Patricia Smith started her professional life as a journalist, and that sensibility informs every stanza she writes as a poet. She has said many times that “the primary job of a poet is as witness,” and if you are privileged to read her poetry, you, too, become a witness. Whether writing about a Motown bop heard on the streets of Chicago’s West Side in the ‘60s or headline-making catastrophes, Smith keeps readers infused with the blood of a moment, shortening the distance between us and people we are usually prompted to see as other. She is a historian of both the times she lives in and her own growth as a poet. Read all of her work at once, as I just did, and you see her returning to key themes and topics, not only sharpening her own take on them but also requiring readers not to forget. It’s as if she’s saying, “You thought you were done reading about Emmett Till/Smokey Robinson/George W. Bush in these pages? We are not done with that story, and we never will be.”
================================
What you will do.
[1] In the passage above about Patricia Smith's poetry, what did Smith work as before she became a poet?
[2] Resume the passage about Patricia Smith's poetry, writing on from its final sentence.

Information supplied.
================================
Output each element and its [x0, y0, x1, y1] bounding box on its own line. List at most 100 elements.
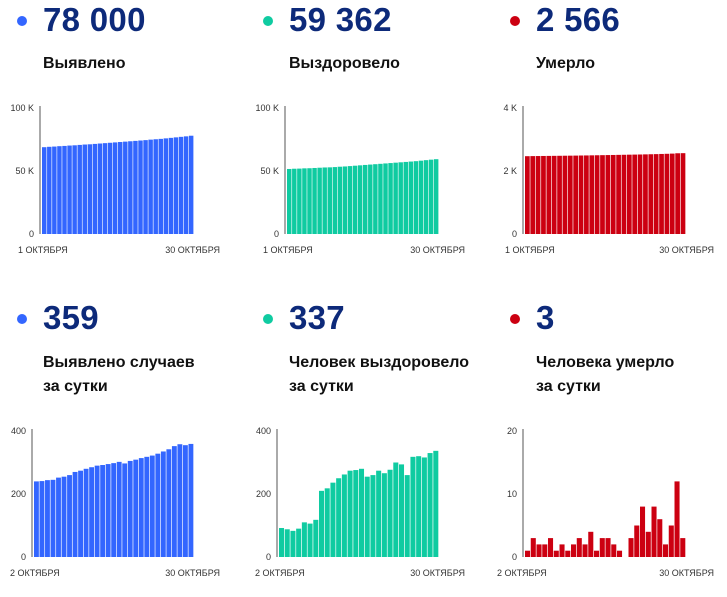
================================
Answers to each task.
[1] She began her professional life as a journalist.

[2]
“[Poetry is] like a second throat; it’s another way to speak.”

Patricia Smith didn’t set out to be a poet. As she tells it, one evening a journalist friend invited her to a poetry event at a blues bar. She agreed to come along to “drink and laugh at the poets.” Instead, in a room with Gwendolyn Brooks herself in attendance, she fell in love with the power of spoken word poetry. She dove in and became a slam national champion several times over and found that the slam scene in Chicago was open to whatever approach, tactic, or technique told the story. In an interview with poet Lynn Thompson, Smith recalls that flexibility. “I think the early days of performance and poetry competitions, particularly in the hotbed of Chicago, just nixed any pesky boundaries when it came to creation. ... The goal was to disappear ourselves so that there was no boundary between the poet and the audience.” The habit of reaching for whatever tool of word, rhythm, voice, gesture, medium would deliver the greatest impact has stuck with her throughout her career, even as she moved to the page.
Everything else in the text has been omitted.